§ Task statement
Search the listing for the string "type" and copy every line that contains it.

:::::

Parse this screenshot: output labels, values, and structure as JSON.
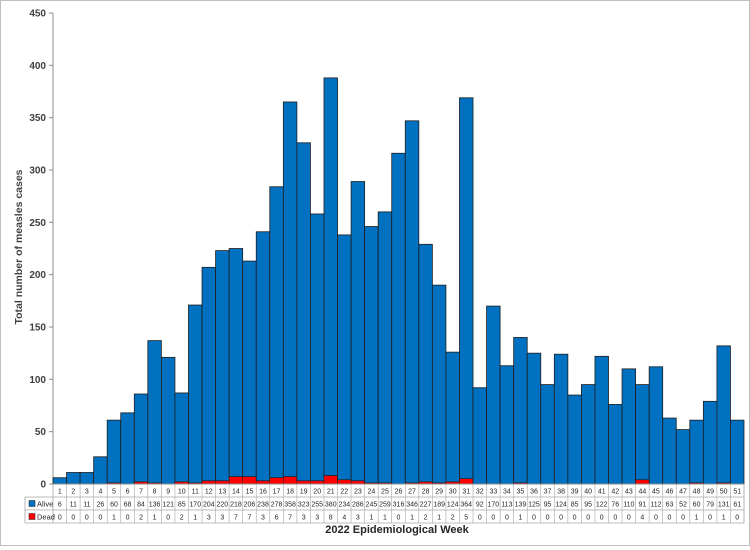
{
  "chart_data": {
    "type": "bar",
    "stacked": true,
    "title": "",
    "xlabel": "2022 Epidemiological Week",
    "ylabel": "Total number of measles cases",
    "ylim": [
      0,
      450
    ],
    "yticks": [
      0,
      50,
      100,
      150,
      200,
      250,
      300,
      350,
      400,
      450
    ],
    "grid": false,
    "legend_placement": "data-table-left",
    "categories": [
      "1",
      "2",
      "3",
      "4",
      "5",
      "6",
      "7",
      "8",
      "9",
      "10",
      "11",
      "12",
      "13",
      "14",
      "15",
      "16",
      "17",
      "18",
      "19",
      "20",
      "21",
      "22",
      "23",
      "24",
      "25",
      "26",
      "27",
      "28",
      "29",
      "30",
      "31",
      "32",
      "33",
      "34",
      "35",
      "36",
      "37",
      "38",
      "39",
      "40",
      "41",
      "42",
      "43",
      "44",
      "45",
      "46",
      "47",
      "48",
      "49",
      "50",
      "51"
    ],
    "series": [
      {
        "name": "Alive",
        "color": "#0070c0",
        "values": [
          6,
          11,
          11,
          26,
          60,
          68,
          84,
          136,
          121,
          85,
          170,
          204,
          220,
          218,
          206,
          238,
          278,
          358,
          323,
          255,
          380,
          234,
          286,
          245,
          259,
          316,
          346,
          227,
          189,
          124,
          364,
          92,
          170,
          113,
          139,
          125,
          95,
          124,
          85,
          95,
          122,
          76,
          110,
          91,
          112,
          63,
          52,
          60,
          79,
          131,
          61
        ]
      },
      {
        "name": "Dead",
        "color": "#ff0000",
        "values": [
          0,
          0,
          0,
          0,
          1,
          0,
          2,
          1,
          0,
          2,
          1,
          3,
          3,
          7,
          7,
          3,
          6,
          7,
          3,
          3,
          8,
          4,
          3,
          1,
          1,
          0,
          1,
          2,
          1,
          2,
          5,
          0,
          0,
          0,
          1,
          0,
          0,
          0,
          0,
          0,
          0,
          0,
          0,
          4,
          0,
          0,
          0,
          1,
          0,
          1,
          0
        ]
      }
    ]
  }
}
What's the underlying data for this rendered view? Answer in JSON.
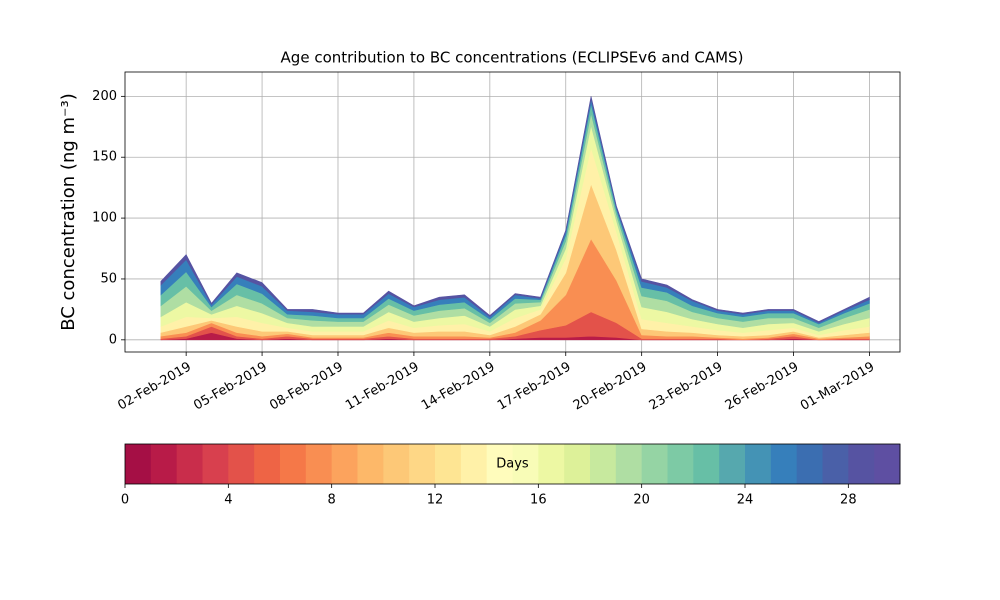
{
  "chart_data": {
    "type": "stacked_area",
    "title": "Age contribution to BC concentrations (ECLIPSEv6 and CAMS)",
    "y_label": "BC concentration (ng m⁻³)",
    "x": [
      "2019-02-01",
      "2019-02-02",
      "2019-02-03",
      "2019-02-04",
      "2019-02-05",
      "2019-02-06",
      "2019-02-07",
      "2019-02-08",
      "2019-02-09",
      "2019-02-10",
      "2019-02-11",
      "2019-02-12",
      "2019-02-13",
      "2019-02-14",
      "2019-02-15",
      "2019-02-16",
      "2019-02-17",
      "2019-02-18",
      "2019-02-19",
      "2019-02-20",
      "2019-02-21",
      "2019-02-22",
      "2019-02-23",
      "2019-02-24",
      "2019-02-25",
      "2019-02-26",
      "2019-02-27",
      "2019-02-28",
      "2019-03-01"
    ],
    "xlim": [
      "2019-01-30T14:00",
      "2019-03-02T05:00"
    ],
    "xticks": [
      {
        "value": "2019-02-02",
        "label": "02-Feb-2019"
      },
      {
        "value": "2019-02-05",
        "label": "05-Feb-2019"
      },
      {
        "value": "2019-02-08",
        "label": "08-Feb-2019"
      },
      {
        "value": "2019-02-11",
        "label": "11-Feb-2019"
      },
      {
        "value": "2019-02-14",
        "label": "14-Feb-2019"
      },
      {
        "value": "2019-02-17",
        "label": "17-Feb-2019"
      },
      {
        "value": "2019-02-20",
        "label": "20-Feb-2019"
      },
      {
        "value": "2019-02-23",
        "label": "23-Feb-2019"
      },
      {
        "value": "2019-02-26",
        "label": "26-Feb-2019"
      },
      {
        "value": "2019-03-01",
        "label": "01-Mar-2019"
      }
    ],
    "ylim": [
      -10,
      220
    ],
    "yticks": [
      0,
      50,
      100,
      150,
      200
    ],
    "grid": true,
    "series": [
      {
        "color": "#b81b48",
        "values": [
          0,
          1,
          6,
          1,
          0,
          1,
          0,
          0,
          0,
          1,
          0,
          0,
          0,
          0,
          1,
          2,
          2,
          3,
          2,
          0,
          0,
          0,
          0,
          0,
          0,
          1,
          0,
          0,
          0
        ]
      },
      {
        "color": "#e3524a",
        "values": [
          1,
          2,
          5,
          2,
          1,
          2,
          1,
          1,
          1,
          2,
          1,
          1,
          1,
          1,
          2,
          6,
          10,
          20,
          12,
          1,
          1,
          1,
          1,
          0,
          1,
          2,
          0,
          1,
          1
        ]
      },
      {
        "color": "#f98e52",
        "values": [
          2,
          3,
          3,
          3,
          2,
          2,
          1,
          1,
          1,
          3,
          2,
          2,
          2,
          1,
          3,
          8,
          25,
          60,
          35,
          3,
          2,
          2,
          1,
          1,
          1,
          2,
          1,
          1,
          2
        ]
      },
      {
        "color": "#fdc877",
        "values": [
          3,
          5,
          2,
          5,
          4,
          2,
          2,
          2,
          2,
          4,
          3,
          4,
          4,
          2,
          5,
          5,
          18,
          45,
          25,
          5,
          4,
          3,
          2,
          2,
          2,
          2,
          1,
          2,
          3
        ]
      },
      {
        "color": "#fff1a8",
        "values": [
          5,
          8,
          2,
          8,
          7,
          3,
          3,
          3,
          3,
          6,
          4,
          5,
          6,
          3,
          7,
          4,
          12,
          30,
          15,
          8,
          7,
          5,
          4,
          3,
          4,
          3,
          2,
          4,
          5
        ]
      },
      {
        "color": "#edf8a3",
        "values": [
          8,
          12,
          3,
          9,
          8,
          4,
          4,
          4,
          4,
          7,
          5,
          6,
          7,
          4,
          7,
          3,
          8,
          18,
          9,
          10,
          9,
          6,
          5,
          4,
          5,
          4,
          3,
          5,
          7
        ]
      },
      {
        "color": "#afdea3",
        "values": [
          9,
          13,
          3,
          9,
          8,
          4,
          5,
          4,
          4,
          6,
          5,
          6,
          6,
          3,
          5,
          3,
          6,
          10,
          5,
          9,
          9,
          6,
          5,
          5,
          5,
          4,
          3,
          5,
          7
        ]
      },
      {
        "color": "#67bfa6",
        "values": [
          9,
          12,
          3,
          9,
          8,
          3,
          4,
          3,
          3,
          5,
          4,
          5,
          5,
          3,
          4,
          2,
          5,
          8,
          4,
          7,
          7,
          5,
          4,
          4,
          4,
          4,
          3,
          4,
          5
        ]
      },
      {
        "color": "#367fbb",
        "values": [
          8,
          10,
          2,
          6,
          6,
          3,
          3,
          3,
          3,
          4,
          3,
          4,
          4,
          2,
          3,
          1,
          3,
          4,
          2,
          5,
          4,
          4,
          2,
          2,
          2,
          2,
          1,
          2,
          3
        ]
      },
      {
        "color": "#5653a2",
        "values": [
          3,
          4,
          1,
          3,
          3,
          1,
          2,
          1,
          1,
          2,
          1,
          2,
          2,
          1,
          1,
          1,
          1,
          2,
          1,
          2,
          2,
          1,
          1,
          1,
          1,
          1,
          1,
          1,
          2
        ]
      }
    ],
    "colorbar": {
      "label": "Days",
      "lim": [
        0,
        30
      ],
      "ticks": [
        0,
        4,
        8,
        12,
        16,
        20,
        24,
        28
      ],
      "colors": [
        "#a50f45",
        "#b81b48",
        "#c92d4b",
        "#d8404e",
        "#e3524a",
        "#ee6445",
        "#f57848",
        "#f98e52",
        "#fca35d",
        "#fdb869",
        "#fdc877",
        "#fed786",
        "#fee593",
        "#fff1a8",
        "#fffcbc",
        "#f8fcb7",
        "#edf8a3",
        "#ddf199",
        "#c7e99e",
        "#afdea3",
        "#95d4a4",
        "#7dcaa5",
        "#67bfa6",
        "#56a8ae",
        "#4493b5",
        "#367fbb",
        "#3b6eb1",
        "#4a60a8",
        "#5653a2",
        "#5e4fa2"
      ]
    }
  }
}
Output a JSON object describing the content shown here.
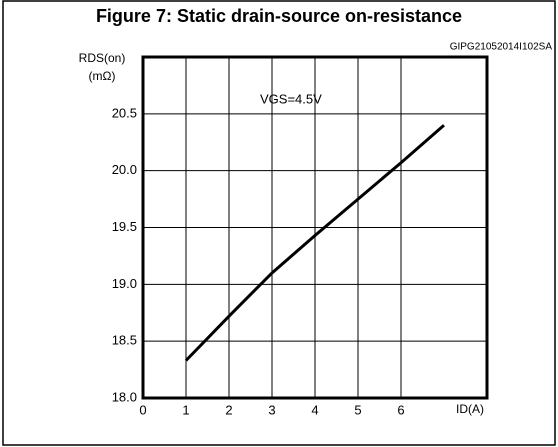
{
  "chart_data": {
    "type": "line",
    "title": "Figure 7: Static drain-source on-resistance",
    "code": "GIPG21052014I102SA",
    "y_label": "RDS(on)",
    "y_unit": "(mΩ)",
    "x_label": "ID(A)",
    "annotation": "VGS=4.5V",
    "x": [
      1,
      2,
      3,
      4,
      5,
      6,
      7
    ],
    "series": [
      {
        "name": "VGS=4.5V",
        "color": "#000000",
        "values": [
          18.33,
          18.72,
          19.1,
          19.43,
          19.75,
          20.07,
          20.4
        ]
      }
    ],
    "xlim": [
      0,
      8
    ],
    "xticks": [
      0,
      1,
      2,
      3,
      4,
      5,
      6
    ],
    "ylim": [
      18,
      21
    ],
    "yticks": [
      {
        "value": 18,
        "label": "18.0"
      },
      {
        "value": 18.5,
        "label": "18.5"
      },
      {
        "value": 19,
        "label": "19.0"
      },
      {
        "value": 19.5,
        "label": "19.5"
      },
      {
        "value": 20,
        "label": "20.0"
      },
      {
        "value": 20.5,
        "label": "20.5"
      }
    ],
    "grid": true
  }
}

:::::

§ Task answer
    "type": "bar",
    "type": "stacked_area",
    "type": "line",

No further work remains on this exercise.